● Exercise: Exactly the lines from the line that has "What does this" through the final line below are to be retyped, and the pictures are not.

(Extracted data entries)
==================================================

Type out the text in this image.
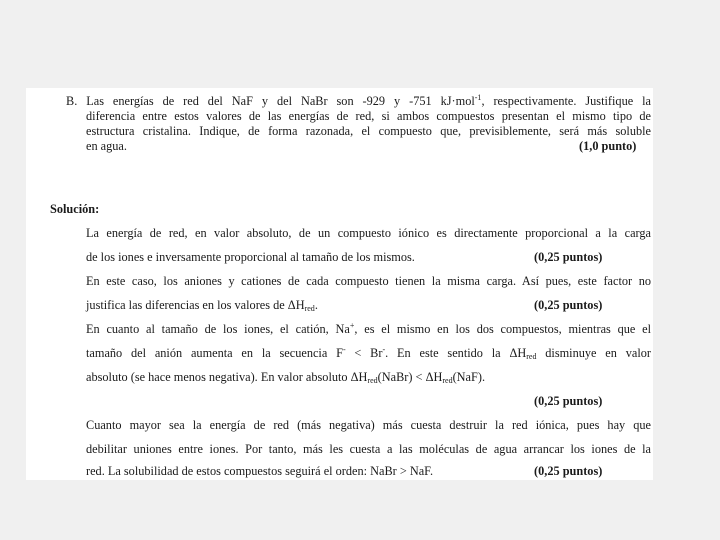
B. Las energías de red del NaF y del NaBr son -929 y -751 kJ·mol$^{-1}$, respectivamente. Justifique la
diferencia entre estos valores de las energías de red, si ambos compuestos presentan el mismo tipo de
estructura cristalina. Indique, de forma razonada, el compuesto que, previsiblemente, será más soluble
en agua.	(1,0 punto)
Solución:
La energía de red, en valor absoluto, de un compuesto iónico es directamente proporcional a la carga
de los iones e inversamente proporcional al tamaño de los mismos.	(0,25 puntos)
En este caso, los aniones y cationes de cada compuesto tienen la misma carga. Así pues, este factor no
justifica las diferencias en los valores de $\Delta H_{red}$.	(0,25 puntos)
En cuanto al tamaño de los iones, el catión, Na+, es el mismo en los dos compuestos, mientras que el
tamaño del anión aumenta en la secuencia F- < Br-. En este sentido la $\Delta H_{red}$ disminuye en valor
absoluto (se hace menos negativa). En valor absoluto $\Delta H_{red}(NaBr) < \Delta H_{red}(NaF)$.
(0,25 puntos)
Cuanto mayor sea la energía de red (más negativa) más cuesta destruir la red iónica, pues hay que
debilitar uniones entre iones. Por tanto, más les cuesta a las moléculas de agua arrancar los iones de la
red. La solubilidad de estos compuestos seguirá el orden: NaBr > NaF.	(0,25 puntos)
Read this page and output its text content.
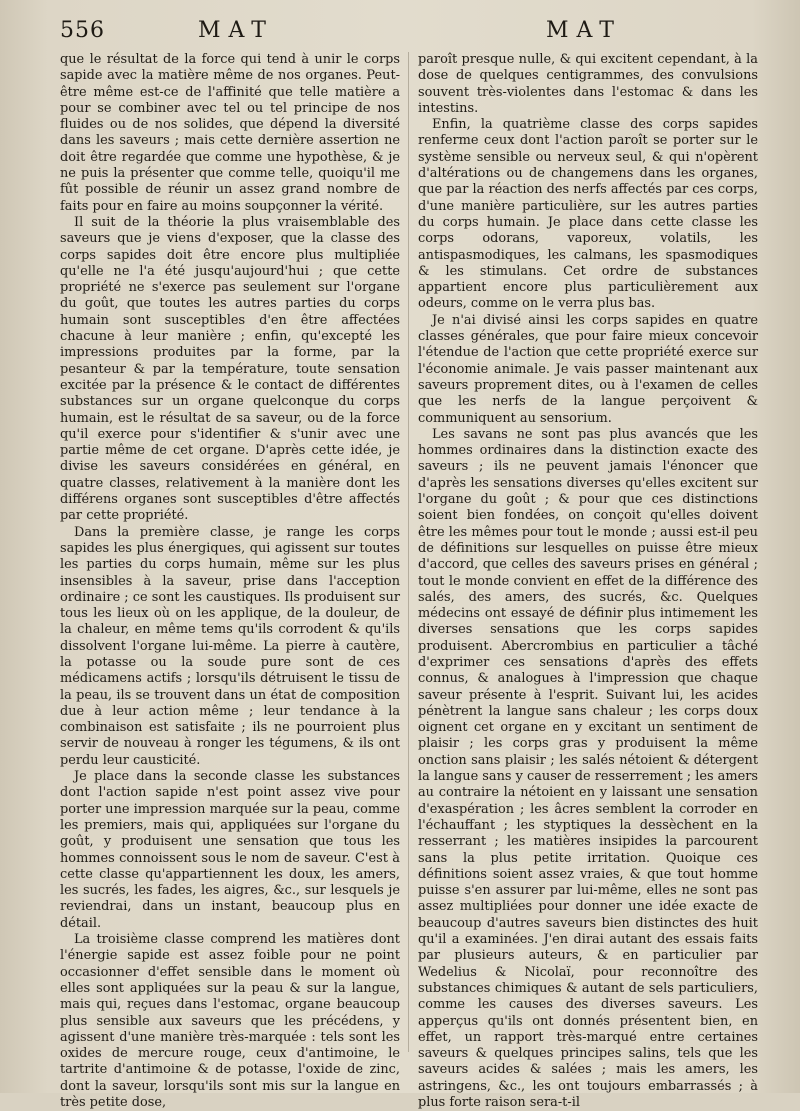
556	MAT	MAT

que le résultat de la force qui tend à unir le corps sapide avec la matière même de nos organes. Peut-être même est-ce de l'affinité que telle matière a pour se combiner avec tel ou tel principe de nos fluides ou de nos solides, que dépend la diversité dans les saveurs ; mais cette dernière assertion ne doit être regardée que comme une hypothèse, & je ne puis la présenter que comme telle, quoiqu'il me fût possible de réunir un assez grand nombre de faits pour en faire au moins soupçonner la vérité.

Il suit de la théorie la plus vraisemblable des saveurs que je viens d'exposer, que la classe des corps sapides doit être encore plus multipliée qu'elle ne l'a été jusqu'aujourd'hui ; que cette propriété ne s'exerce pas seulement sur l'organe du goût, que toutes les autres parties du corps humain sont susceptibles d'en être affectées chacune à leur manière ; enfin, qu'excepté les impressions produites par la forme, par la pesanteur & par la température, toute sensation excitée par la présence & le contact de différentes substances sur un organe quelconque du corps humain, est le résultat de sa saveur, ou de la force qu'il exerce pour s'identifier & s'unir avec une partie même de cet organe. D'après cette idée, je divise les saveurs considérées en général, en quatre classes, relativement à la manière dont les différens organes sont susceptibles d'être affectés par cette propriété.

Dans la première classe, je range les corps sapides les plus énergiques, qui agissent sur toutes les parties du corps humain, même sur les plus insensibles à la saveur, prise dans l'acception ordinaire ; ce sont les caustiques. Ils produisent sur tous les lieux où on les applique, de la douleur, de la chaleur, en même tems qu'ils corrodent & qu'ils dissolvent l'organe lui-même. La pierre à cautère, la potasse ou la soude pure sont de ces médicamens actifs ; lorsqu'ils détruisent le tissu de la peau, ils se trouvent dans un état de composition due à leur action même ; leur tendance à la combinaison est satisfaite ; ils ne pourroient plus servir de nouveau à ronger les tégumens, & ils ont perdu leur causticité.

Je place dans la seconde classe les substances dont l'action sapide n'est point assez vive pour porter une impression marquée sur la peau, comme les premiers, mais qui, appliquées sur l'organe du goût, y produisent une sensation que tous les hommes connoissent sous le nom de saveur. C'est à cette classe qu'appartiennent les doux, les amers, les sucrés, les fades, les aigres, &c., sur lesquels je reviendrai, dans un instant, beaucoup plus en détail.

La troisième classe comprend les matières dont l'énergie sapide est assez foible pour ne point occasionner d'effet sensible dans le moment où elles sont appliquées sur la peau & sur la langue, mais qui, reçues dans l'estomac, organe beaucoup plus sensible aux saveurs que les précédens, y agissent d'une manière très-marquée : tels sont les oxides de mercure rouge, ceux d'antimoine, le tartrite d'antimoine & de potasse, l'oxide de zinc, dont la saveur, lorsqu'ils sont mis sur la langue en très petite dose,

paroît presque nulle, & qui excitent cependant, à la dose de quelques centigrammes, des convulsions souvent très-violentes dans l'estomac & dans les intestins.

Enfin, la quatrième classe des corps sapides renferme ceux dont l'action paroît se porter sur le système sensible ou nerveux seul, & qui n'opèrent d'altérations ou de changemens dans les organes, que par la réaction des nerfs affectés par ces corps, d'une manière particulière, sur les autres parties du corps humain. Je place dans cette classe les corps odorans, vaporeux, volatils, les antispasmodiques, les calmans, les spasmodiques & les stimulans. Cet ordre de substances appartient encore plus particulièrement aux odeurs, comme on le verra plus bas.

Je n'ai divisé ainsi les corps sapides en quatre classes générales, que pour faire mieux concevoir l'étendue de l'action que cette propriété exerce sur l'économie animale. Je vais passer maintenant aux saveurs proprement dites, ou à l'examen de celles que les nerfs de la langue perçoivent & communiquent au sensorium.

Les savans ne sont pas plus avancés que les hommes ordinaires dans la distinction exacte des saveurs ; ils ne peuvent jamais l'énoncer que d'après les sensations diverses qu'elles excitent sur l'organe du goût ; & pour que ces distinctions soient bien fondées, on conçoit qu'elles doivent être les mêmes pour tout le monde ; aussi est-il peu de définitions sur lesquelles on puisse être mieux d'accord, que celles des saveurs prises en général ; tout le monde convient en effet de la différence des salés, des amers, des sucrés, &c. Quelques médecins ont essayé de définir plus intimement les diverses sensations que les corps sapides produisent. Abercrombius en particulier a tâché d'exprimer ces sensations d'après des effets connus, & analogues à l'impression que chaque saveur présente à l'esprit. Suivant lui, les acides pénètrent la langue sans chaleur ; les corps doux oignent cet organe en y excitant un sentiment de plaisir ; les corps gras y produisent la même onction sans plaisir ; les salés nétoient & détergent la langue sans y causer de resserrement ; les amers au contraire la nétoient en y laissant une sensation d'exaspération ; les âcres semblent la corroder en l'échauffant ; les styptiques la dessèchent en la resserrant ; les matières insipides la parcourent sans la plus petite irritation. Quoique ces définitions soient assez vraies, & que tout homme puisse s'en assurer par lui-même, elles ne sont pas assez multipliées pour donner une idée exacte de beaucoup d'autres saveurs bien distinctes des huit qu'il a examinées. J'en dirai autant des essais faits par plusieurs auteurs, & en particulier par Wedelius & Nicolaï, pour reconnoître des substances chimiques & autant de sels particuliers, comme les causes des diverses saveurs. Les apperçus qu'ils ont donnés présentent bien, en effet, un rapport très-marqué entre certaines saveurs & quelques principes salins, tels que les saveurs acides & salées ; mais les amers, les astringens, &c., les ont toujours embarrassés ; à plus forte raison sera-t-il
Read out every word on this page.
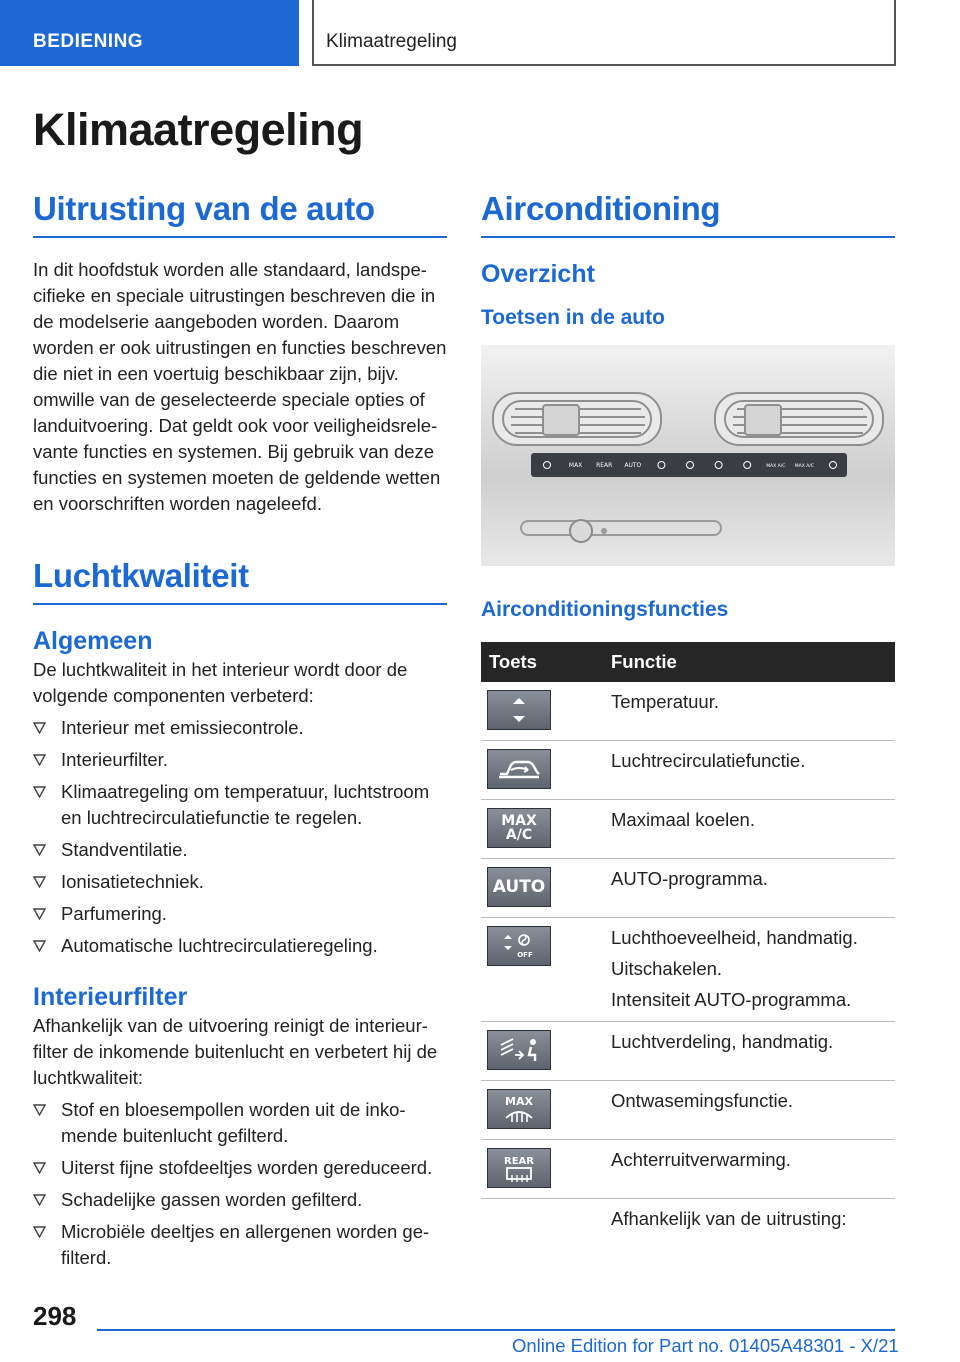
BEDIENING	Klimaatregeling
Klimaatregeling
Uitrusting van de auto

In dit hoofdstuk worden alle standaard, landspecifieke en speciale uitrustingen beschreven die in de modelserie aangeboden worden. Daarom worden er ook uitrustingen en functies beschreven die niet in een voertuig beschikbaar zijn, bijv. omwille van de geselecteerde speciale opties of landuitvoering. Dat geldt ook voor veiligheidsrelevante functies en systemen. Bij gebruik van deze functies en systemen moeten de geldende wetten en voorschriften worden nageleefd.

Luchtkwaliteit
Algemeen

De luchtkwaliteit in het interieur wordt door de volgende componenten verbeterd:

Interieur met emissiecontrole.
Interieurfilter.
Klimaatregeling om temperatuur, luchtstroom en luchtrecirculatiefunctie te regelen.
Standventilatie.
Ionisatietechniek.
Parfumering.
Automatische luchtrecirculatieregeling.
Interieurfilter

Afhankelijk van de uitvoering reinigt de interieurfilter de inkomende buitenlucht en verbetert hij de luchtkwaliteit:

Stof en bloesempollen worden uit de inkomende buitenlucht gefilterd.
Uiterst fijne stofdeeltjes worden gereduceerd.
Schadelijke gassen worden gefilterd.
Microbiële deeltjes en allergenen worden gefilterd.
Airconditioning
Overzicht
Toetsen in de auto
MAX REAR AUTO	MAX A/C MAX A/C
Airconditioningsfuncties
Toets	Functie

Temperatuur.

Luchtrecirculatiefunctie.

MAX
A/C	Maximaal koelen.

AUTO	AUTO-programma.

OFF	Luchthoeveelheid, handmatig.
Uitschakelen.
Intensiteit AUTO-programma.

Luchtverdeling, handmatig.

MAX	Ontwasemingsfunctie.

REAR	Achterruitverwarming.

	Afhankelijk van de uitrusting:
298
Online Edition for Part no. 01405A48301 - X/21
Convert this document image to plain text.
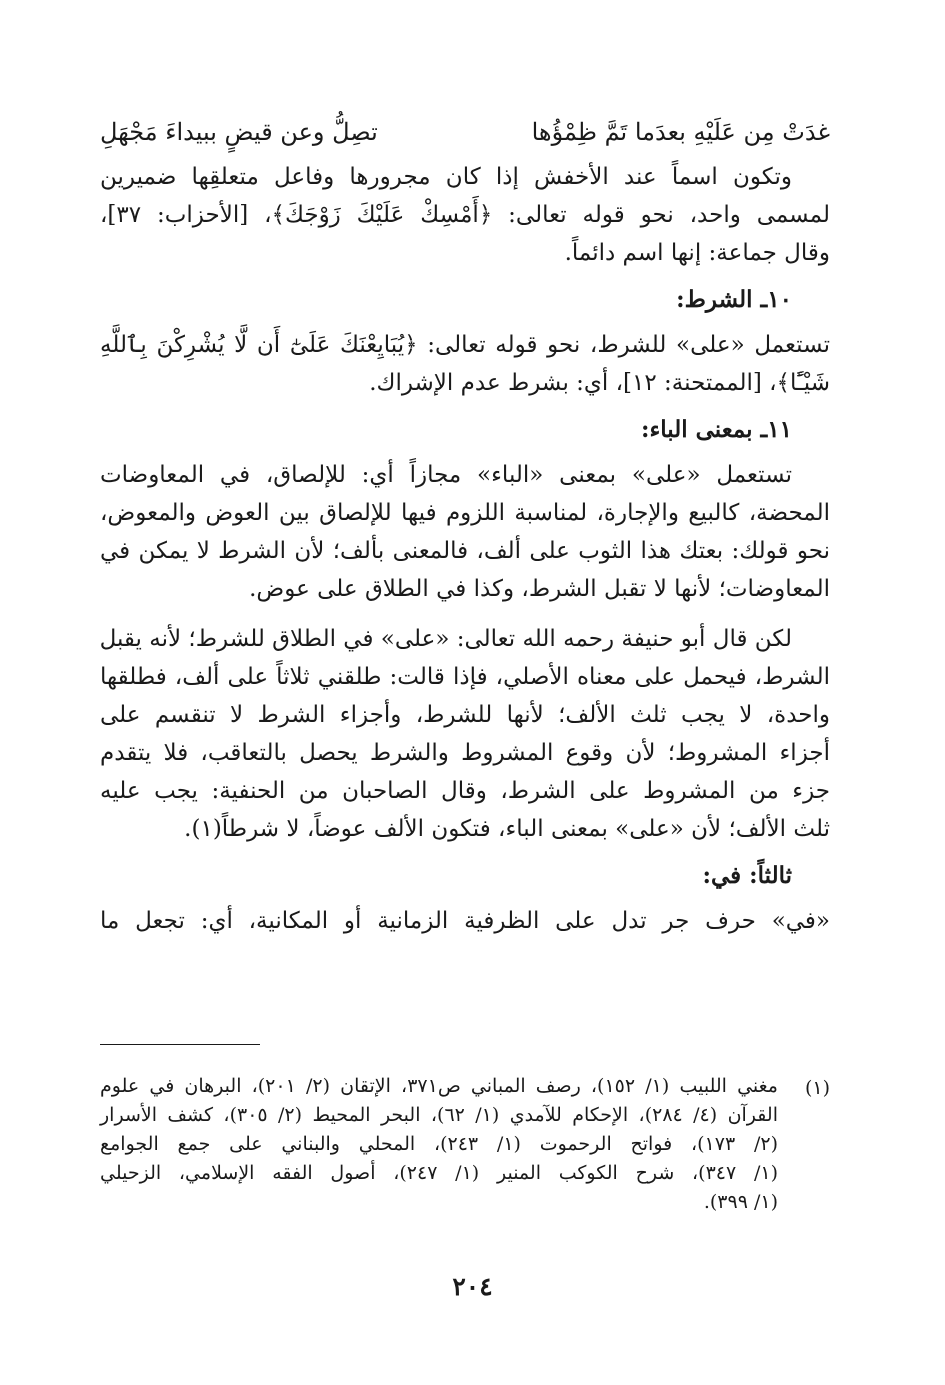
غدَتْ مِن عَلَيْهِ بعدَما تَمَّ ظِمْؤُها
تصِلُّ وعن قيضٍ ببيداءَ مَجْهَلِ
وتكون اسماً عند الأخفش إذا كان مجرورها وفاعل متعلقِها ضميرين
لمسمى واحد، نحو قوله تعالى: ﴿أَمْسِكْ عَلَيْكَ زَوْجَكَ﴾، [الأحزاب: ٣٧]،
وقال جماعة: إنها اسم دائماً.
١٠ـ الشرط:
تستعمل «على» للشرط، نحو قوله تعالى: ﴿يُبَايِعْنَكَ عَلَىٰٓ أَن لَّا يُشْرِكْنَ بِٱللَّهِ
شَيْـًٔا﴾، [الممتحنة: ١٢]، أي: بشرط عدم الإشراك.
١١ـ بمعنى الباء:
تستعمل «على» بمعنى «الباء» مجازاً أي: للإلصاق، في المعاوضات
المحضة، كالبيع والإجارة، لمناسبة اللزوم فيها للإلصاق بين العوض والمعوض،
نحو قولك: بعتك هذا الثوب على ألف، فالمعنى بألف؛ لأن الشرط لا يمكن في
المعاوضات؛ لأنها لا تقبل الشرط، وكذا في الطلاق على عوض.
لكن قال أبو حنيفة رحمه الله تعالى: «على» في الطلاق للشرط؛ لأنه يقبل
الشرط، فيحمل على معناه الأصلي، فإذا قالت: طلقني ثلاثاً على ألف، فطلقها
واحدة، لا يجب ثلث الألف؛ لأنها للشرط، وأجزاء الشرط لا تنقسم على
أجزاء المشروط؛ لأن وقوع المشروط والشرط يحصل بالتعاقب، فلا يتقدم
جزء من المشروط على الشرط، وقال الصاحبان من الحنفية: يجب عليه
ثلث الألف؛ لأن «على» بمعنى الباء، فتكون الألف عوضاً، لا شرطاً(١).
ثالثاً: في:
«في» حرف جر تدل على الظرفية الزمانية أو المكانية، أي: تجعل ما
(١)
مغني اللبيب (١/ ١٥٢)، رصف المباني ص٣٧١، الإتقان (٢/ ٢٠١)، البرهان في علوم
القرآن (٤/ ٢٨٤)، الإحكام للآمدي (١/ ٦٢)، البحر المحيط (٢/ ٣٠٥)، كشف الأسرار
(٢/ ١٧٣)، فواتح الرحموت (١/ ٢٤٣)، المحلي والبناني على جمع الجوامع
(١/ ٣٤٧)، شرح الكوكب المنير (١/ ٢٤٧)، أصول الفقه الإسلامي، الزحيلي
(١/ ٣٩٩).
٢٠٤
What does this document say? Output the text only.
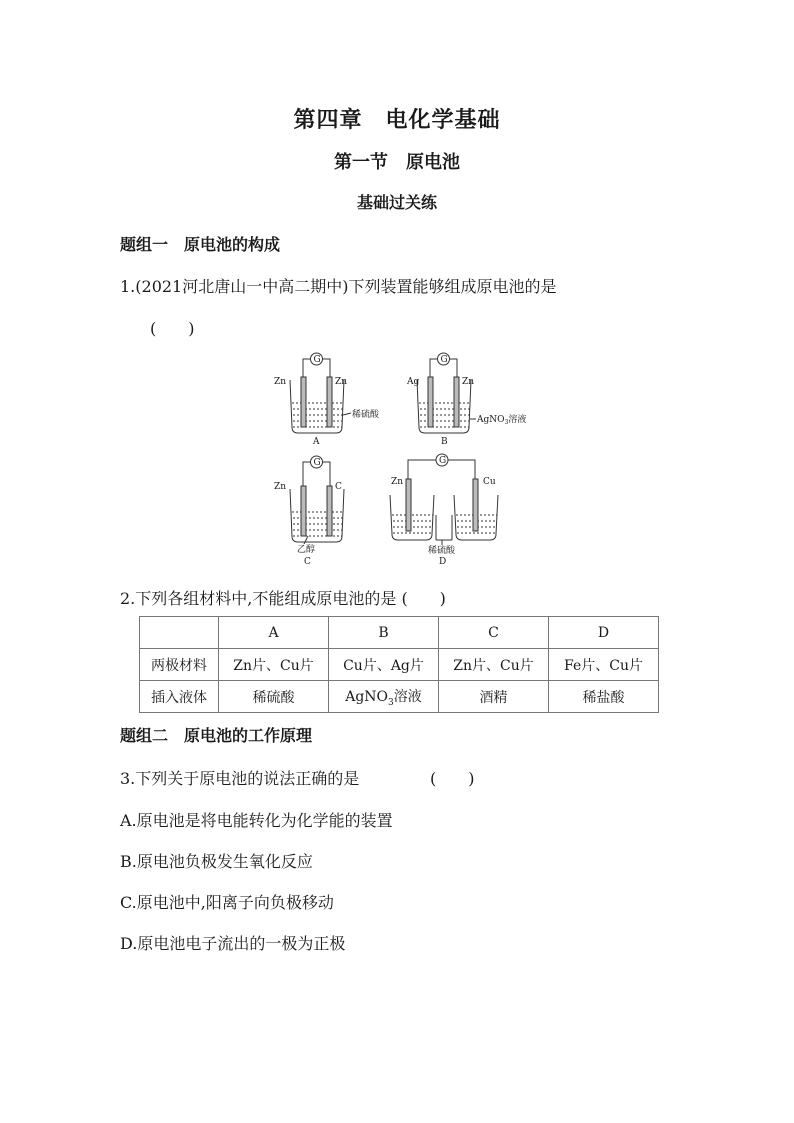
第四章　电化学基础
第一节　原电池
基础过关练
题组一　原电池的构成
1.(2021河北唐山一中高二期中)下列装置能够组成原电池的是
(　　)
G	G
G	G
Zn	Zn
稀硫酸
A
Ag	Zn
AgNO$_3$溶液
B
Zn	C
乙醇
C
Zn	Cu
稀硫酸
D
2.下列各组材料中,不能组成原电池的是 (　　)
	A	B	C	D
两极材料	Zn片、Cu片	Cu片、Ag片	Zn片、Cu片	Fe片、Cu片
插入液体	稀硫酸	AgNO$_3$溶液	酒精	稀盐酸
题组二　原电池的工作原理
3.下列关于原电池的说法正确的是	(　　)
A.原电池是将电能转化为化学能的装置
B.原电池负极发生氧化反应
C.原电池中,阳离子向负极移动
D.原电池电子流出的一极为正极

==================================================

● Full solution:
What does this document say? Output the text only.
第四章　电化学基础
第一节　原电池
基础过关练
题组一　原电池的构成
1.(2021河北唐山一中高二期中)下列装置能够组成原电池的是
(　　)
G	G
G	G
Zn	Zn
稀硫酸
A
Ag	Zn
AgNO$_3$溶液
B
Zn	C
乙醇
C
Zn	Cu
稀硫酸
D
2.下列各组材料中,不能组成原电池的是 (　　)
	A	B	C	D
两极材料	Zn片、Cu片	Cu片、Ag片	Zn片、Cu片	Fe片、Cu片
插入液体	稀硫酸	AgNO$_3$溶液	酒精	稀盐酸
题组二　原电池的工作原理
3.下列关于原电池的说法正确的是	(　　)
A.原电池是将电能转化为化学能的装置
B.原电池负极发生氧化反应
C.原电池中,阳离子向负极移动
D.原电池电子流出的一极为正极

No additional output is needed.